§ Task statement
Out of the records below, copy all lines in which the word "JSON" occurs.

Extracted information below:

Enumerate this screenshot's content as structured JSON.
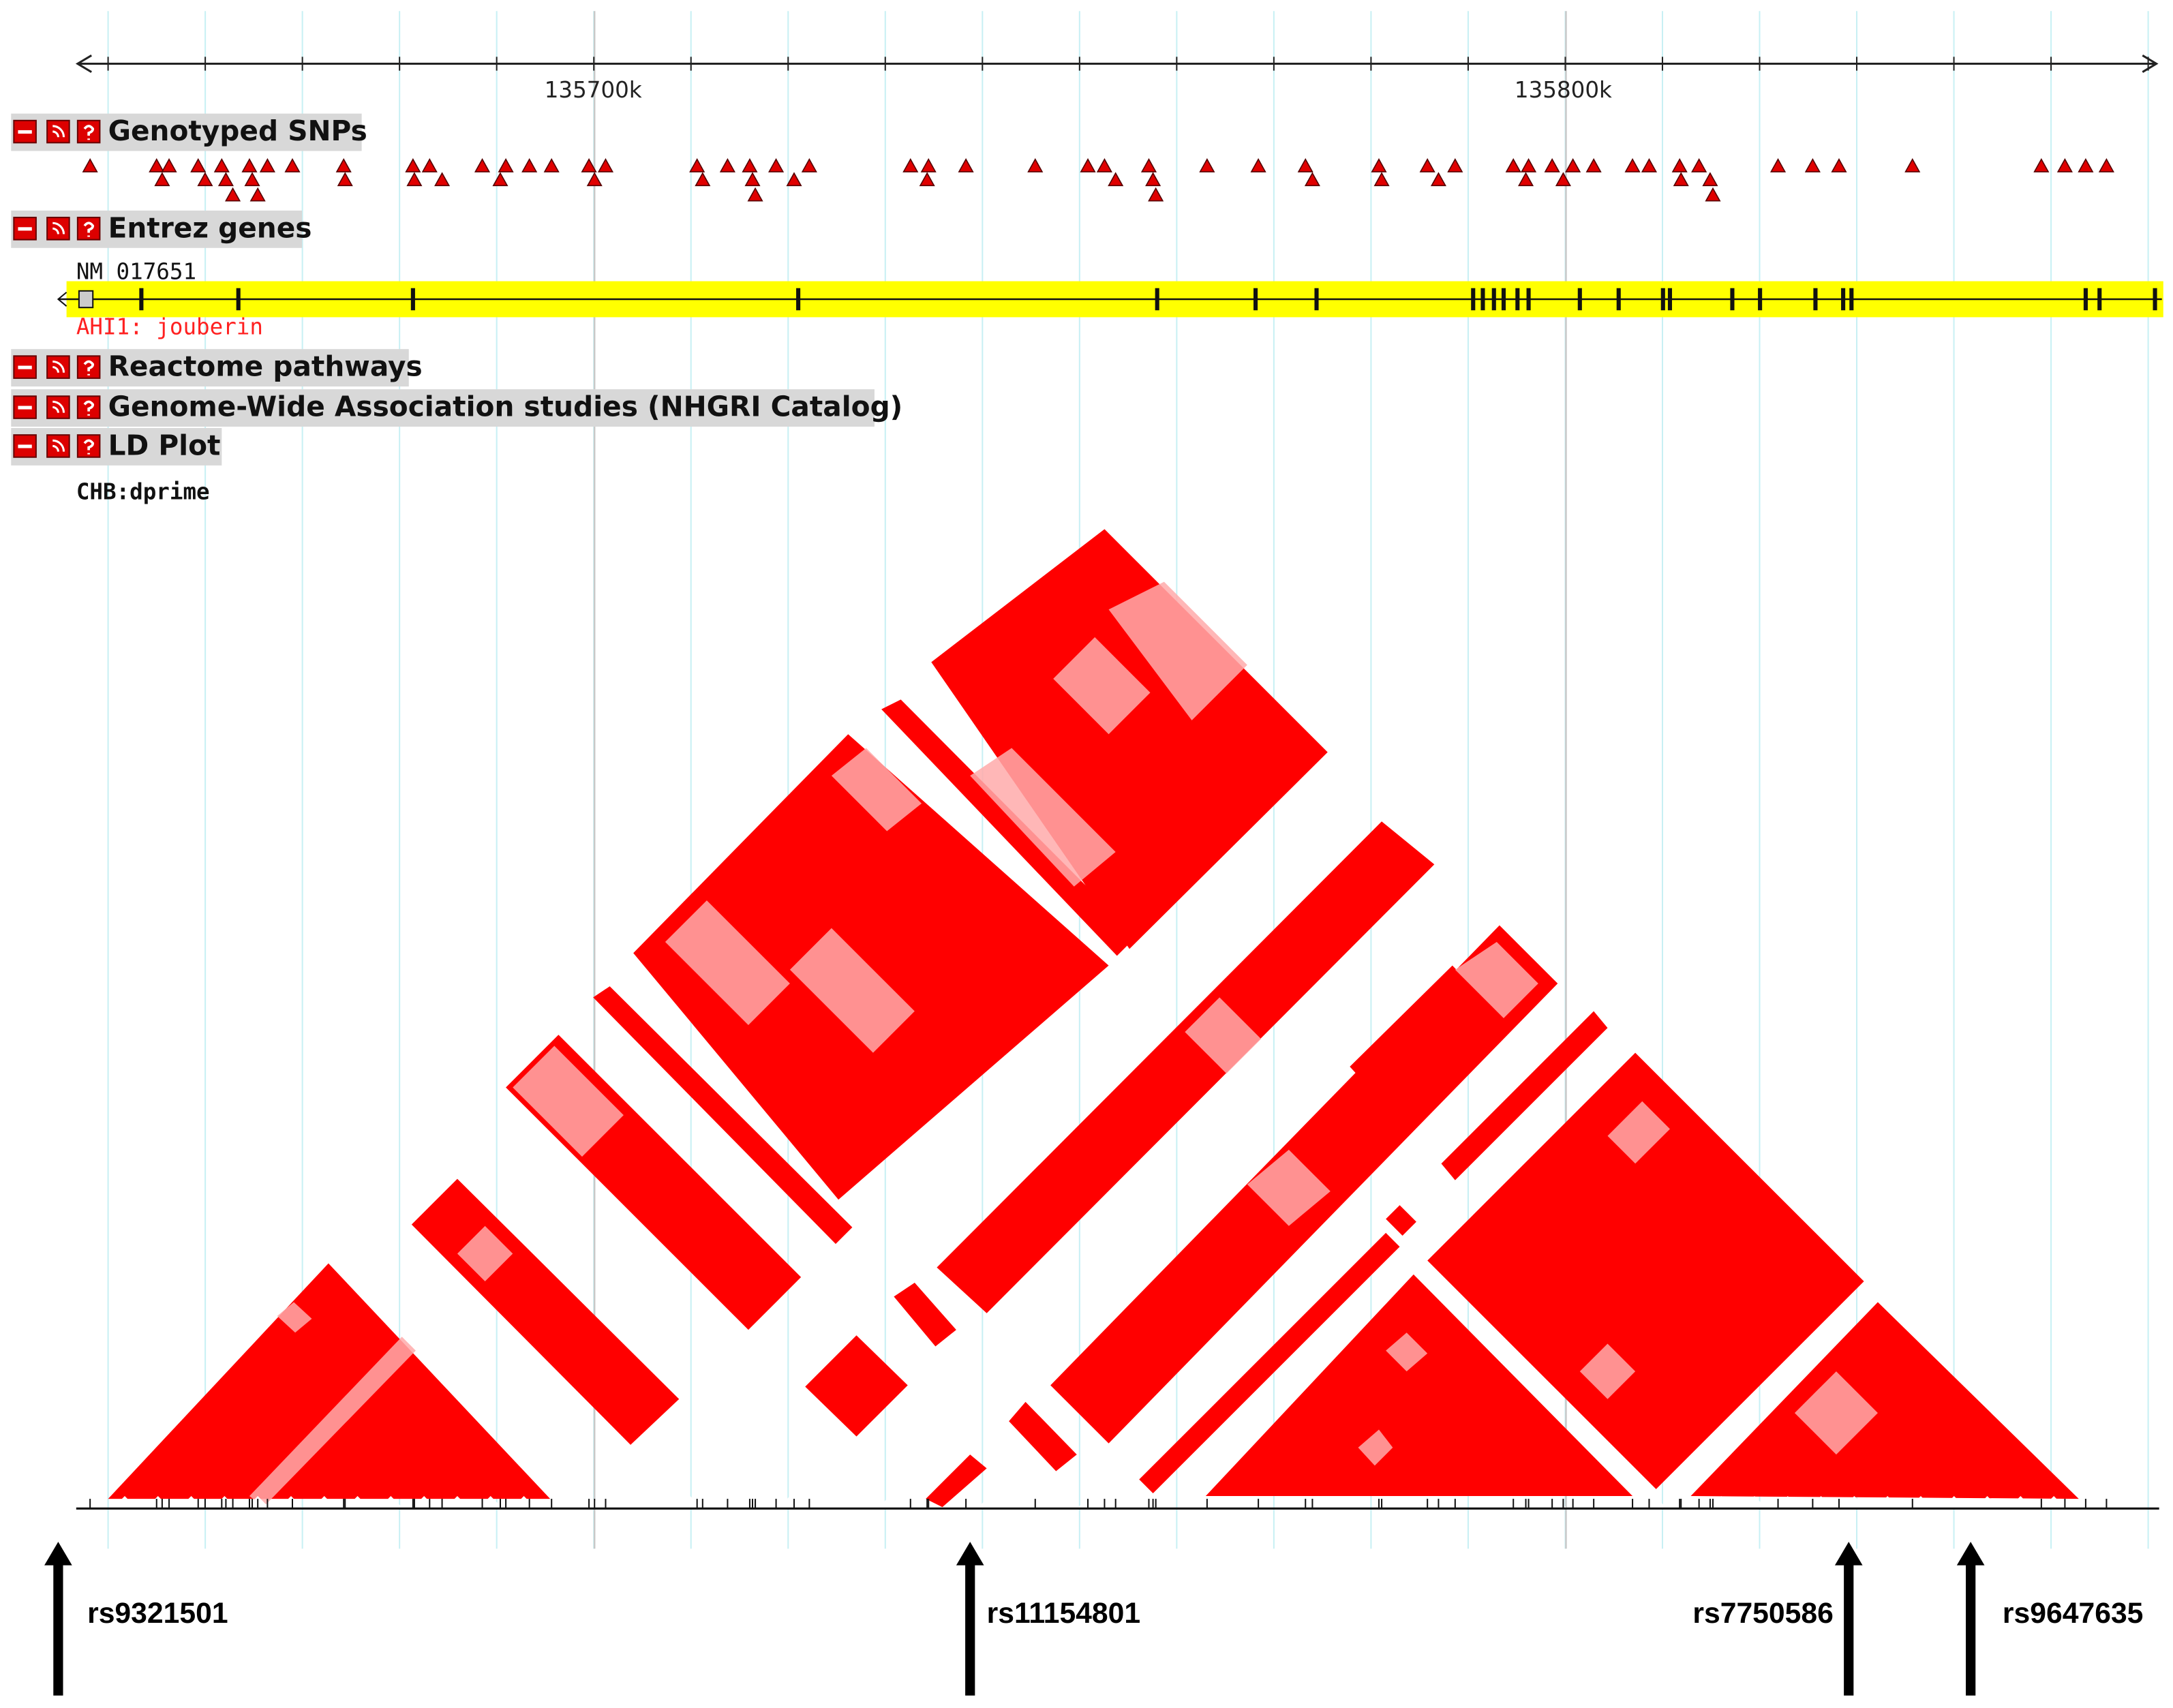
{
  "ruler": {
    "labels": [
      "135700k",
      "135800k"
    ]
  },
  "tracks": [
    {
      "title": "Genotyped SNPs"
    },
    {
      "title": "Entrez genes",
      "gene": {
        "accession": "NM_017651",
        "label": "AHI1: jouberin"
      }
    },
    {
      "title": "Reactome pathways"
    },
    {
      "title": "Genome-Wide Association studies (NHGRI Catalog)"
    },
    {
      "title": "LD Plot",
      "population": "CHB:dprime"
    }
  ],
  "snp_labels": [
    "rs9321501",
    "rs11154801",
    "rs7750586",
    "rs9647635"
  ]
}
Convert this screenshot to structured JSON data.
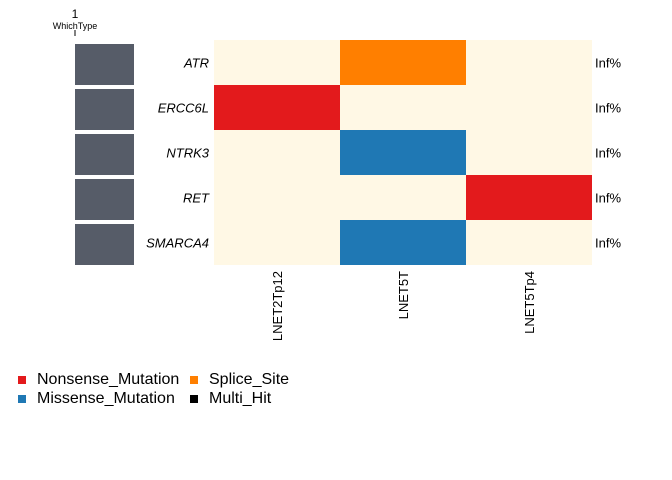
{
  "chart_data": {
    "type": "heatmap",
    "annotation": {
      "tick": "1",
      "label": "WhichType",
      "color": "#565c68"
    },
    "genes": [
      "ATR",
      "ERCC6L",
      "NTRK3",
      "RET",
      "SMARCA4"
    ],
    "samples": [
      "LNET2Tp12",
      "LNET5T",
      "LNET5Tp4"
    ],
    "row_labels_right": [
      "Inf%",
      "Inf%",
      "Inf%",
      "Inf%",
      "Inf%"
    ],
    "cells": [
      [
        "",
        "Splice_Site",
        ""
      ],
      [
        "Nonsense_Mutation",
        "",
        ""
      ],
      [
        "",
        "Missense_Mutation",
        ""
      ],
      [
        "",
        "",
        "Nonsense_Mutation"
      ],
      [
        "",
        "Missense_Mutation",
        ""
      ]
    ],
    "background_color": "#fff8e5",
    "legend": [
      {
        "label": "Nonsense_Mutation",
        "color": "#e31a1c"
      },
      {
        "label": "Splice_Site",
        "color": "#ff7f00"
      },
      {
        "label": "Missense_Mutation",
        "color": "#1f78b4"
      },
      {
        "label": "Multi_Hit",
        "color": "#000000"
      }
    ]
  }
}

End of Extracted information.
Extracted information below:

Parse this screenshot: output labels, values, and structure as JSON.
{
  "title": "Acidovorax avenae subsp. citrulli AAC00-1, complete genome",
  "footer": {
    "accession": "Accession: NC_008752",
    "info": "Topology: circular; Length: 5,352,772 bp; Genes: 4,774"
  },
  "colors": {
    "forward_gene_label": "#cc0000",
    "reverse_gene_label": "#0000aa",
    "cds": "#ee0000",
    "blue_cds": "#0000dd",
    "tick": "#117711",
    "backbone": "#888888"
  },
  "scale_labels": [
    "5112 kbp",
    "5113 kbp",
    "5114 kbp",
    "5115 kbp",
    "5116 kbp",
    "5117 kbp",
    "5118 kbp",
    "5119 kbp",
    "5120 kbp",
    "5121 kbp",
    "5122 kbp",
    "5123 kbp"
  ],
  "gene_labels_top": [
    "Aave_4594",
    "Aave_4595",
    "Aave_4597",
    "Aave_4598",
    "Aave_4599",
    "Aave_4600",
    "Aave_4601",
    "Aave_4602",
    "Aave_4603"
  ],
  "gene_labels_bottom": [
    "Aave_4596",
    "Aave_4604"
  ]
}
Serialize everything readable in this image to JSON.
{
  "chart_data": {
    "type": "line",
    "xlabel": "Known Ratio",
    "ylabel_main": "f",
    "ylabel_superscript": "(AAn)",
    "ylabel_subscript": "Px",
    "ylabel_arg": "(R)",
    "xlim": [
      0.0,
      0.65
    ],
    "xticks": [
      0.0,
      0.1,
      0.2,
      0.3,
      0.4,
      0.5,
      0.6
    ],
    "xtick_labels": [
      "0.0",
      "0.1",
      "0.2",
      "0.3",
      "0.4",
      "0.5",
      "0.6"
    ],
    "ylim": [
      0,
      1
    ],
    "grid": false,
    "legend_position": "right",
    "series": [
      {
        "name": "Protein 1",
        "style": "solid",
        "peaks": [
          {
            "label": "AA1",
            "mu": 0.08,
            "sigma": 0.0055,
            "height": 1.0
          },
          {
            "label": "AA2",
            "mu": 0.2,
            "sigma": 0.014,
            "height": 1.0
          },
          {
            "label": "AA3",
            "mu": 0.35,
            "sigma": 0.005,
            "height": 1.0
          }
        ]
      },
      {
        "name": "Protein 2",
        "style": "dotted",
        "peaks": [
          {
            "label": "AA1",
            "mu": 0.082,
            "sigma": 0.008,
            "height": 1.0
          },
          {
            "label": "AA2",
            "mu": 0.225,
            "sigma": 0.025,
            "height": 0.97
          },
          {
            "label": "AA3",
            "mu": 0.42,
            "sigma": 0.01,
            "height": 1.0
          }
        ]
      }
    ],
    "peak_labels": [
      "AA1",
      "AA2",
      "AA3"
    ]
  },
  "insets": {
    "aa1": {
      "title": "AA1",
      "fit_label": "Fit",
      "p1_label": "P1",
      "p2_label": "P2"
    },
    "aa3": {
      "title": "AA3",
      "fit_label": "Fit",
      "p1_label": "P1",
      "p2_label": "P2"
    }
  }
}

End of Extracted information.

§ Output of the task
Enumerate this screenshot's content as structured JSON.
Convert this screenshot to structured JSON data.
Parse this screenshot: output labels, values, and structure as JSON.
Serialize everything readable in this image to JSON.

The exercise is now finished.